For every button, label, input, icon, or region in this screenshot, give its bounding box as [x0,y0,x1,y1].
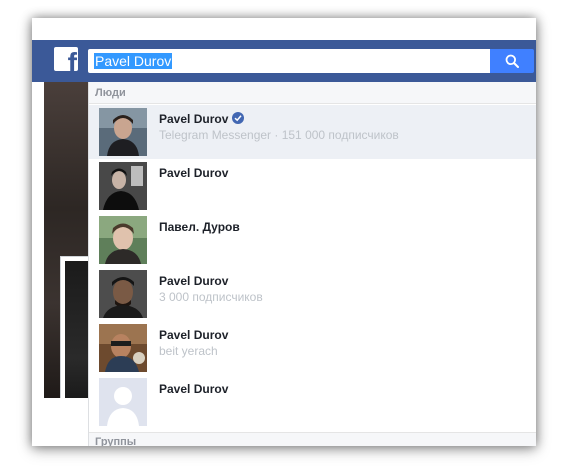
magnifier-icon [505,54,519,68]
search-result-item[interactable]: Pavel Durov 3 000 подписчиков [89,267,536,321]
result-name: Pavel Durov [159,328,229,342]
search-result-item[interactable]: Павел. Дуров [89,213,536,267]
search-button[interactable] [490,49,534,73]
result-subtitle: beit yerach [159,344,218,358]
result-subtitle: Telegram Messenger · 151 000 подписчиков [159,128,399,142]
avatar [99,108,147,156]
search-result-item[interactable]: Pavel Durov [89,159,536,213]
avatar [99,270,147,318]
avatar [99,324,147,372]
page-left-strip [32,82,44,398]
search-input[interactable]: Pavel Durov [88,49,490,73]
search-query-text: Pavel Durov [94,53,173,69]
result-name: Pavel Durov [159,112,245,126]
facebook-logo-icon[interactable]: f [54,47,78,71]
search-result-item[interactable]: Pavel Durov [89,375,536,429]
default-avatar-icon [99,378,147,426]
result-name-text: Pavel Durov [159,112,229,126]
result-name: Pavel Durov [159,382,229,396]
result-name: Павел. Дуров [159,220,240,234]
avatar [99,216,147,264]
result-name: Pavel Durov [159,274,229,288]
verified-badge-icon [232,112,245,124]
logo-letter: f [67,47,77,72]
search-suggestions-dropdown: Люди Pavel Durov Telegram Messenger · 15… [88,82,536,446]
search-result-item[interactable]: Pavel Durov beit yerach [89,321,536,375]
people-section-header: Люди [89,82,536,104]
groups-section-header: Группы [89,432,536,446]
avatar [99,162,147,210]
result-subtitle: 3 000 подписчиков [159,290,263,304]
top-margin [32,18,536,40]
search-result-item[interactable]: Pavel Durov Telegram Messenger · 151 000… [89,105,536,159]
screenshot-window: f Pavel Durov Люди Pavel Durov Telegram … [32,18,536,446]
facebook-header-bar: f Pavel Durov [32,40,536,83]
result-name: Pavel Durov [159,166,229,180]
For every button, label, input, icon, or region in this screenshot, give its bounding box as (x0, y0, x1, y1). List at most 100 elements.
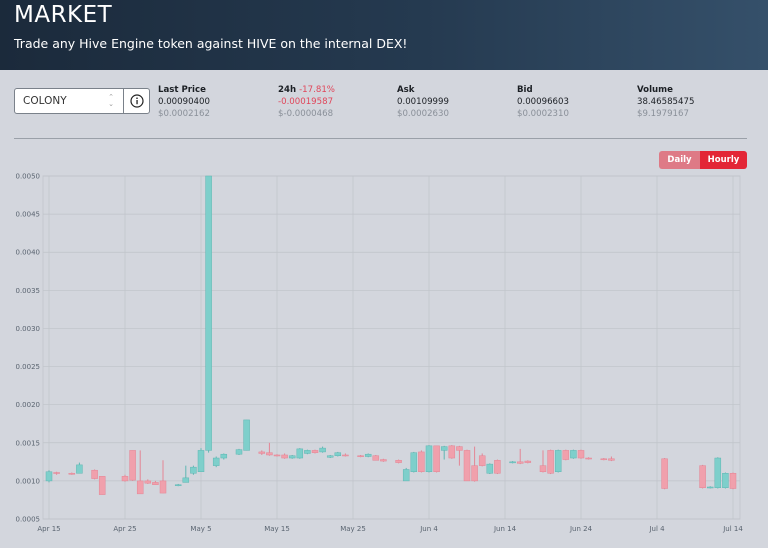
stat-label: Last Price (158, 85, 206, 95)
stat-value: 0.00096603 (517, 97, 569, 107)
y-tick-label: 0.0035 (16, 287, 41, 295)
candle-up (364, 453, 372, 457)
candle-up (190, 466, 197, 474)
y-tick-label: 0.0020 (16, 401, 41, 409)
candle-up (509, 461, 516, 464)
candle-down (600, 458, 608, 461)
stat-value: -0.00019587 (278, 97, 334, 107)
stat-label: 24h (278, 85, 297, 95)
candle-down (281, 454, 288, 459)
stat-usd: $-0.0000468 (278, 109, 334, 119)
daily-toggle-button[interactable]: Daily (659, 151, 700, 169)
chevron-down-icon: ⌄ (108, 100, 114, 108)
—————
What you need to do ::
Copy every line of the records above word for word, leaving the pictures out of your answer.

Final result ::
For every button, label, input, icon, or region in this screenshot, give its bounding box as [x0,y0,x1,y1].
magnifier-icon [505,54,519,68]
search-result-item[interactable]: Pavel Durov 3 000 подписчиков [89,267,536,321]
result-name: Pavel Durov [159,328,229,342]
search-result-item[interactable]: Павел. Дуров [89,213,536,267]
search-button[interactable] [490,49,534,73]
result-subtitle: beit yerach [159,344,218,358]
result-subtitle: Telegram Messenger · 151 000 подписчиков [159,128,399,142]
avatar [99,108,147,156]
search-result-item[interactable]: Pavel Durov [89,159,536,213]
avatar [99,270,147,318]
avatar [99,324,147,372]
page-left-strip [32,82,44,398]
search-input[interactable]: Pavel Durov [88,49,490,73]
search-query-text: Pavel Durov [94,53,173,69]
result-name: Pavel Durov [159,112,245,126]
facebook-logo-icon[interactable]: f [54,47,78,71]
search-result-item[interactable]: Pavel Durov [89,375,536,429]
default-avatar-icon [99,378,147,426]
result-name-text: Pavel Durov [159,112,229,126]
result-name: Pavel Durov [159,382,229,396]
result-name: Павел. Дуров [159,220,240,234]
avatar [99,216,147,264]
result-name: Pavel Durov [159,274,229,288]
verified-badge-icon [232,112,245,124]
logo-letter: f [67,47,77,72]
search-suggestions-dropdown: Люди Pavel Durov Telegram Messenger · 15… [88,82,536,446]
search-result-item[interactable]: Pavel Durov beit yerach [89,321,536,375]
people-section-header: Люди [89,82,536,104]
groups-section-header: Группы [89,432,536,446]
avatar [99,162,147,210]
result-subtitle: 3 000 подписчиков [159,290,263,304]
top-margin [32,18,536,40]
search-result-item[interactable]: Pavel Durov Telegram Messenger · 151 000… [89,105,536,159]
screenshot-window: f Pavel Durov Люди Pavel Durov Telegram … [32,18,536,446]
facebook-header-bar: f Pavel Durov [32,40,536,83]
result-name: Pavel Durov [159,166,229,180]
For every button, label, input, icon, or region in this screenshot, give its bounding box as (x0, y0, x1, y1). List at most 100 elements.
stat-label: Last Price (158, 85, 206, 95)
stat-value: 0.00096603 (517, 97, 569, 107)
y-tick-label: 0.0035 (16, 287, 41, 295)
candle-up (364, 453, 372, 457)
candle-up (190, 466, 197, 474)
y-tick-label: 0.0020 (16, 401, 41, 409)
candle-up (509, 461, 516, 464)
candle-down (600, 458, 608, 461)
stat-value: -0.00019587 (278, 97, 334, 107)
stat-label: 24h (278, 85, 297, 95)
candle-down (281, 454, 288, 459)
stat-usd: $-0.0000468 (278, 109, 334, 119)
daily-toggle-button[interactable]: Daily (659, 151, 700, 169)
chevron-down-icon: ⌄ (108, 100, 114, 108)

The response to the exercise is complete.